PASSAGE CITÉ:
= = = =

Plaidoyer pour un engagement politique enraciné

Rencontre avec Dominique Potier, député de Meurthe et Moselle

Invité à s’exprimer devant des membres de Justice et Paix pour analyser l’état de notre démocratie, Dominique Potier a choisi, à son habitude, d’emprunter un chemin de traverse. Pas question de jouer les experts politologues, lui qui refuse de considérer la politique comme un métier. Il a donc témoigné de ce qui le poussa à s’engager, sur plusieurs fronts et aujourd’hui en politique. En mettant l’accent sur ce qui l’a construit, nourri, sans doute voulait-il désigner – en creux – ce qui manque aujourd’hui à beaucoup de nos concitoyens et fragilise notre démocratie.
Pour lui, « la source » d’un engagement est fondamentale. Agriculteur de son métier, député socialiste de la 5e circonscription de Meurthe et Moselle, seul député de gauche à avoir été élu dans son département lors des élections législatives de 2024, il explique n’être jamais où on l’attend. Il est par exemple en désaccord avec le PS sur certains sujets de bioéthique, sur le projet de loi sur la fin de vie, ou sur l’alliance avec LFI.

= = = =

PETIT PROBLÈME 1: Reprenez les entrées depuis leur début jusqu'à la ligne contenant « notifications-button[interactable] xyxy=(1196,18,1224,44) » comprise, en changeant « Service Users » en « Residents » sans rien modifier d'autre.
L'article et les entrées ne viennent pas de la même source.

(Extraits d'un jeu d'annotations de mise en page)
= = = =

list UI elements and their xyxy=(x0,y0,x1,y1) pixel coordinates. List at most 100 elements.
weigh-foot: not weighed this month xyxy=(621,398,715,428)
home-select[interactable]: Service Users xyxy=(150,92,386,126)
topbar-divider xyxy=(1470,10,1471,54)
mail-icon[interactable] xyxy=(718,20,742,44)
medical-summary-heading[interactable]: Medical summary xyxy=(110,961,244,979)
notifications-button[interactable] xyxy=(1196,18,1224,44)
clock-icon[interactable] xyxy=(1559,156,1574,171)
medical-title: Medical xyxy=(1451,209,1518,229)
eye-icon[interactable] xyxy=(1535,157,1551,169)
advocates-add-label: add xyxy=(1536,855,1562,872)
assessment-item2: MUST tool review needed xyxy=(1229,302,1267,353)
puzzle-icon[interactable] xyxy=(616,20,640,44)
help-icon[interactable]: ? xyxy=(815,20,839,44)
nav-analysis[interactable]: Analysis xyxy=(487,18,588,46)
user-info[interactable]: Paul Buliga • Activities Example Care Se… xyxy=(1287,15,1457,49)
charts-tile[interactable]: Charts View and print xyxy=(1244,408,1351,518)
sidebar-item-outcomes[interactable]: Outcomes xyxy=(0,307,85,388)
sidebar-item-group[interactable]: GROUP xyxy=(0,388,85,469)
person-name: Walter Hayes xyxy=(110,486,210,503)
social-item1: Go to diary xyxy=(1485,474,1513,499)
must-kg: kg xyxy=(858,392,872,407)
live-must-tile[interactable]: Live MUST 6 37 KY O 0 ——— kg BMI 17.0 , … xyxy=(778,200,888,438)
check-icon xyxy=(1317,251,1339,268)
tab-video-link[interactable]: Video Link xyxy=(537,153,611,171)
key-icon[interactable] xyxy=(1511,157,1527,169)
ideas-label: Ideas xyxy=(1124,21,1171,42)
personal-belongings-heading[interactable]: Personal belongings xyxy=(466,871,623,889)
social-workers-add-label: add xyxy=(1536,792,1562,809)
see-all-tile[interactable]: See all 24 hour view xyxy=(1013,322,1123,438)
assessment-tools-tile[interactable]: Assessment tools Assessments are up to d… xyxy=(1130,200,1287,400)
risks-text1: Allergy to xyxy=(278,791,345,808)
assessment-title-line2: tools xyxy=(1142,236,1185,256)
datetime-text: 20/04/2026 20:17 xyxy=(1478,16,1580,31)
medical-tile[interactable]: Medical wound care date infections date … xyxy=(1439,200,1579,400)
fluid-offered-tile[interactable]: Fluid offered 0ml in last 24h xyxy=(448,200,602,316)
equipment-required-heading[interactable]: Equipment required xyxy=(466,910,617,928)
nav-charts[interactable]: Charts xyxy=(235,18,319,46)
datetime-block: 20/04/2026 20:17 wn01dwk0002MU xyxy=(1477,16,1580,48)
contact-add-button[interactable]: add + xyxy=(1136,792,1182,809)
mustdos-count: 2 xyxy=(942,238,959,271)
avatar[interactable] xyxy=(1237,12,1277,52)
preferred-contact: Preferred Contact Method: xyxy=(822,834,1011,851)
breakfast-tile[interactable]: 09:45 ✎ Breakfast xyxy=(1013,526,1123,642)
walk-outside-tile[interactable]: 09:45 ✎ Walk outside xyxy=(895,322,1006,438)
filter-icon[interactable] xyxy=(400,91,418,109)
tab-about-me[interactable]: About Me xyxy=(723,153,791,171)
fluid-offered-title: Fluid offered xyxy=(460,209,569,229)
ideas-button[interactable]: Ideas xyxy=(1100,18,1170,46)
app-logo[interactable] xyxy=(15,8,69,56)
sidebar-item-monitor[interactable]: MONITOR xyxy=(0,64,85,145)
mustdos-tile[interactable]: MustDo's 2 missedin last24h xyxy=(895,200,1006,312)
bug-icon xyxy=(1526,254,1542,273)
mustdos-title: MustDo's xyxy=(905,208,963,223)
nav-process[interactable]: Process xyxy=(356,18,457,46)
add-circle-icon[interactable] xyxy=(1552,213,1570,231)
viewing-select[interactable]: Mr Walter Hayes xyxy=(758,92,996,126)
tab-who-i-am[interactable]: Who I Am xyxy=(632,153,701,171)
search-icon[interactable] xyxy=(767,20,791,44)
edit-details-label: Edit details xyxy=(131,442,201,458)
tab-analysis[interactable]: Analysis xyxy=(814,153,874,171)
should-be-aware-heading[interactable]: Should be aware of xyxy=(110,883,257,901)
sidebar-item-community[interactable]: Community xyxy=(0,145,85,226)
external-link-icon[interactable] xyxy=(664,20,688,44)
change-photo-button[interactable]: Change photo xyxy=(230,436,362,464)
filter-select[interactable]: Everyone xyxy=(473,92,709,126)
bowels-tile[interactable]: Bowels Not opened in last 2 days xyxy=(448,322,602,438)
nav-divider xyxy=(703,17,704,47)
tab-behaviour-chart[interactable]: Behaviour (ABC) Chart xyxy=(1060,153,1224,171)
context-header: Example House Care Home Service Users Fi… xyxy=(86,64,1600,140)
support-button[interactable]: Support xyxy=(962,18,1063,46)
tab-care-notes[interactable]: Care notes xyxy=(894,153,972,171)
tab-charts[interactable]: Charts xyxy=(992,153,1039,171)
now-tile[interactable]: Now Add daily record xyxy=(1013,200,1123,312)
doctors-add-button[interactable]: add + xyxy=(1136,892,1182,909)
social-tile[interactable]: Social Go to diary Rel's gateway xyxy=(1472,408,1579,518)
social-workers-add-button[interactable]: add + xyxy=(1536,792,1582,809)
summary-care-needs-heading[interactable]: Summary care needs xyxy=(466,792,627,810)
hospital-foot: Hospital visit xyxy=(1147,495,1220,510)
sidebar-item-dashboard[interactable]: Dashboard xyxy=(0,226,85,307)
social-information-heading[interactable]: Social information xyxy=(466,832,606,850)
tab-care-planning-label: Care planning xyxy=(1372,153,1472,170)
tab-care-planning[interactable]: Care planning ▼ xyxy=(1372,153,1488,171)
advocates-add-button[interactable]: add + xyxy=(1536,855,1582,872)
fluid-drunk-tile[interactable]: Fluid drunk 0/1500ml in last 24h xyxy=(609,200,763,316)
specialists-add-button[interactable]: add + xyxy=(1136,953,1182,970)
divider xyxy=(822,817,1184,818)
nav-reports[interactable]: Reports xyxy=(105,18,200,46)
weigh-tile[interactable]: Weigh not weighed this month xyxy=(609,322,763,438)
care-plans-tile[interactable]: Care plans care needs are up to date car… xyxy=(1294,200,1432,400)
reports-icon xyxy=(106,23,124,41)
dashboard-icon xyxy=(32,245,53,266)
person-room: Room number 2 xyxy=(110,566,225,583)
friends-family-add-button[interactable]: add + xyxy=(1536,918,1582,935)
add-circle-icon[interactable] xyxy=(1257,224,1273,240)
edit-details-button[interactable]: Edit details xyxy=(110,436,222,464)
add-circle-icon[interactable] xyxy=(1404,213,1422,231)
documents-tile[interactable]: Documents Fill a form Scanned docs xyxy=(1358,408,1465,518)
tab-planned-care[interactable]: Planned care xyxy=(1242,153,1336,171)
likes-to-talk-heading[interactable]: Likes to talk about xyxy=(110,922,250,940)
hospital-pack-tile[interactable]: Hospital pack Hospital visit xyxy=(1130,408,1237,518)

= = = =

PETIT PROBLÈME 2: D'après l'article, quel métier exerce Dominique Potier ?

RÉSULTAT OBTENU 1:
list UI elements and their xyxy=(x0,y0,x1,y1) pixel coordinates. List at most 100 elements.
weigh-foot: not weighed this month xyxy=(621,398,715,428)
home-select[interactable]: Residents xyxy=(150,92,386,126)
topbar-divider xyxy=(1470,10,1471,54)
mail-icon[interactable] xyxy=(718,20,742,44)
medical-summary-heading[interactable]: Medical summary xyxy=(110,961,244,979)
notifications-button[interactable] xyxy=(1196,18,1224,44)

RÉSULTAT OBTENU 2: Il est agriculteur.